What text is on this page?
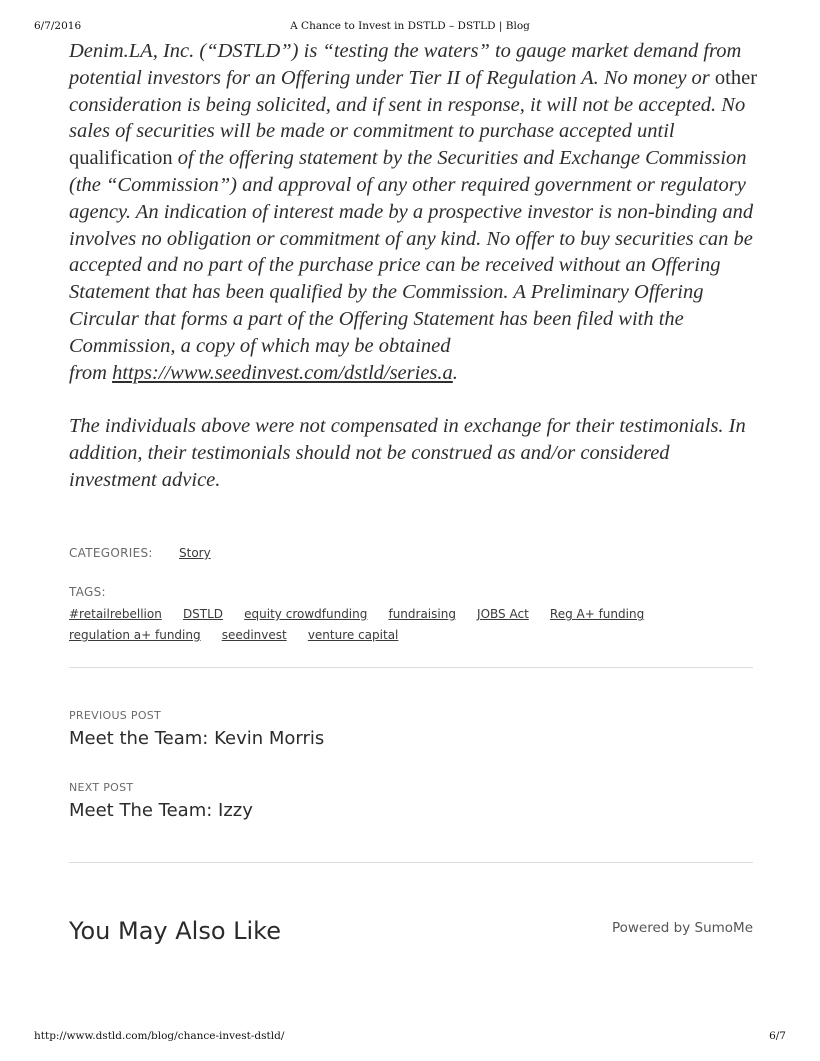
6/7/2016	A Chance to Invest in DSTLD – DSTLD | Blog

Denim.LA, Inc. (“DSTLD”) is “testing the waters” to gauge market demand from potential investors for an Offering under Tier II of Regulation A. No money or other consideration is being solicited, and if sent in response, it will not be accepted. No sales of securities will be made or commitment to purchase accepted until qualification of the offering statement by the Securities and Exchange Commission (the “Commission”) and approval of any other required government or regulatory agency. An indication of interest made by a prospective investor is non-binding and involves no obligation or commitment of any kind. No offer to buy securities can be accepted and no part of the purchase price can be received without an Offering Statement that has been qualified by the Commission. A Preliminary Offering Circular that forms a part of the Offering Statement has been filed with the Commission, a copy of which may be obtained
from https://www.seedinvest.com/dstld/series.a.

The individuals above were not compensated in exchange for their testimonials. In addition, their testimonials should not be construed as and/or considered investment advice.

CATEGORIES: Story
TAGS:
#retailrebellion DSTLD equity crowdfunding fundraising JOBS Act Reg A+ funding
regulation a+ funding seedinvest venture capital
PREVIOUS POST
Meet the Team: Kevin Morris
NEXT POST
Meet The Team: Izzy
You May Also Like	Powered by SumoMe
http://www.dstld.com/blog/chance-invest-dstld/	6/7
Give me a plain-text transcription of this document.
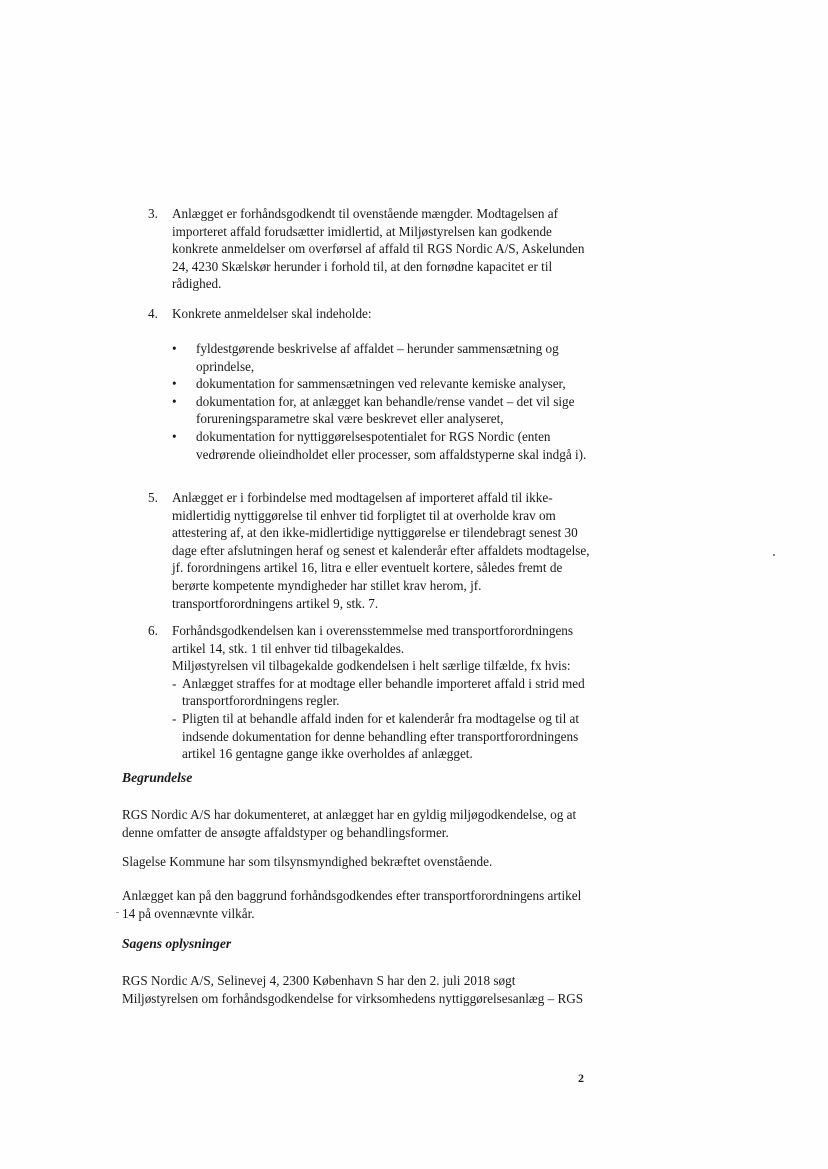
3.	Anlægget er forhåndsgodkendt til ovenstående mængder. Modtagelsen af importeret affald forudsætter imidlertid, at Miljøstyrelsen kan godkende konkrete anmeldelser om overførsel af affald til RGS Nordic A/S, Askelunden 24, 4230 Skælskør herunder i forhold til, at den fornødne kapacitet er til rådighed.
4.	Konkrete anmeldelser skal indeholde:
• fyldestgørende beskrivelse af affaldet – herunder sammensætning og oprindelse,
• dokumentation for sammensætningen ved relevante kemiske analyser,
• dokumentation for, at anlægget kan behandle/rense vandet – det vil sige forureningsparametre skal være beskrevet eller analyseret,
• dokumentation for nyttiggørelsespotentialet for RGS Nordic (enten vedrørende olieindholdet eller processer, som affaldstyperne skal indgå i).
5.	Anlægget er i forbindelse med modtagelsen af importeret affald til ikke-midlertidig nyttiggørelse til enhver tid forpligtet til at overholde krav om attestering af, at den ikke-midlertidige nyttiggørelse er tilendebragt senest 30 dage efter afslutningen heraf og senest et kalenderår efter affaldets modtagelse, jf. forordningens artikel 16, litra e eller eventuelt kortere, således fremt de berørte kompetente myndigheder har stillet krav herom, jf. transportforordningens artikel 9, stk. 7.
6.	Forhåndsgodkendelsen kan i overensstemmelse med transportforordningens artikel 14, stk. 1 til enhver tid tilbagekaldes.
Miljøstyrelsen vil tilbagekalde godkendelsen i helt særlige tilfælde, fx hvis:
- Anlægget straffes for at modtage eller behandle importeret affald i strid med transportforordningens regler.
- Pligten til at behandle affald inden for et kalenderår fra modtagelse og til at indsende dokumentation for denne behandling efter transportforordningens artikel 16 gentagne gange ikke overholdes af anlægget.
Begrundelse
RGS Nordic A/S har dokumenteret, at anlægget har en gyldig miljøgodkendelse, og at denne omfatter de ansøgte affaldstyper og behandlingsformer.
Slagelse Kommune har som tilsynsmyndighed bekræftet ovenstående.
Anlægget kan på den baggrund forhåndsgodkendes efter transportforordningens artikel 14 på ovennævnte vilkår.
Sagens oplysninger
RGS Nordic A/S, Selinevej 4, 2300 København S har den 2. juli 2018 søgt Miljøstyrelsen om forhåndsgodkendelse for virksomhedens nyttiggørelsesanlæg – RGS
2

**SHORT EXERCISE:** Repeat the material verbatim. Do not carry over any picture.

**COMPLETED EXERCISE:**
What text is on this page?
6/7/2016	A Chance to Invest in DSTLD – DSTLD | Blog

Denim.LA, Inc. (“DSTLD”) is “testing the waters” to gauge market demand from potential investors for an Offering under Tier II of Regulation A. No money or other consideration is being solicited, and if sent in response, it will not be accepted. No sales of securities will be made or commitment to purchase accepted until qualification of the offering statement by the Securities and Exchange Commission (the “Commission”) and approval of any other required government or regulatory agency. An indication of interest made by a prospective investor is non-binding and involves no obligation or commitment of any kind. No offer to buy securities can be accepted and no part of the purchase price can be received without an Offering Statement that has been qualified by the Commission. A Preliminary Offering Circular that forms a part of the Offering Statement has been filed with the Commission, a copy of which may be obtained
from https://www.seedinvest.com/dstld/series.a.

The individuals above were not compensated in exchange for their testimonials. In addition, their testimonials should not be construed as and/or considered investment advice.

CATEGORIES: Story
TAGS:
#retailrebellion DSTLD equity crowdfunding fundraising JOBS Act Reg A+ funding
regulation a+ funding seedinvest venture capital
PREVIOUS POST
Meet the Team: Kevin Morris
NEXT POST
Meet The Team: Izzy
You May Also Like	Powered by SumoMe
http://www.dstld.com/blog/chance-invest-dstld/	6/7
Give me a plain-text transcription of this document.
3.	Anlægget er forhåndsgodkendt til ovenstående mængder. Modtagelsen af importeret affald forudsætter imidlertid, at Miljøstyrelsen kan godkende konkrete anmeldelser om overførsel af affald til RGS Nordic A/S, Askelunden 24, 4230 Skælskør herunder i forhold til, at den fornødne kapacitet er til rådighed.
4.	Konkrete anmeldelser skal indeholde:
• fyldestgørende beskrivelse af affaldet – herunder sammensætning og oprindelse,
• dokumentation for sammensætningen ved relevante kemiske analyser,
• dokumentation for, at anlægget kan behandle/rense vandet – det vil sige forureningsparametre skal være beskrevet eller analyseret,
• dokumentation for nyttiggørelsespotentialet for RGS Nordic (enten vedrørende olieindholdet eller processer, som affaldstyperne skal indgå i).
5.	Anlægget er i forbindelse med modtagelsen af importeret affald til ikke-midlertidig nyttiggørelse til enhver tid forpligtet til at overholde krav om attestering af, at den ikke-midlertidige nyttiggørelse er tilendebragt senest 30 dage efter afslutningen heraf og senest et kalenderår efter affaldets modtagelse, jf. forordningens artikel 16, litra e eller eventuelt kortere, således fremt de berørte kompetente myndigheder har stillet krav herom, jf. transportforordningens artikel 9, stk. 7.
6.	Forhåndsgodkendelsen kan i overensstemmelse med transportforordningens artikel 14, stk. 1 til enhver tid tilbagekaldes.
Miljøstyrelsen vil tilbagekalde godkendelsen i helt særlige tilfælde, fx hvis:
- Anlægget straffes for at modtage eller behandle importeret affald i strid med transportforordningens regler.
- Pligten til at behandle affald inden for et kalenderår fra modtagelse og til at indsende dokumentation for denne behandling efter transportforordningens artikel 16 gentagne gange ikke overholdes af anlægget.
Begrundelse
RGS Nordic A/S har dokumenteret, at anlægget har en gyldig miljøgodkendelse, og at denne omfatter de ansøgte affaldstyper og behandlingsformer.
Slagelse Kommune har som tilsynsmyndighed bekræftet ovenstående.
Anlægget kan på den baggrund forhåndsgodkendes efter transportforordningens artikel 14 på ovennævnte vilkår.
Sagens oplysninger
RGS Nordic A/S, Selinevej 4, 2300 København S har den 2. juli 2018 søgt Miljøstyrelsen om forhåndsgodkendelse for virksomhedens nyttiggørelsesanlæg – RGS
2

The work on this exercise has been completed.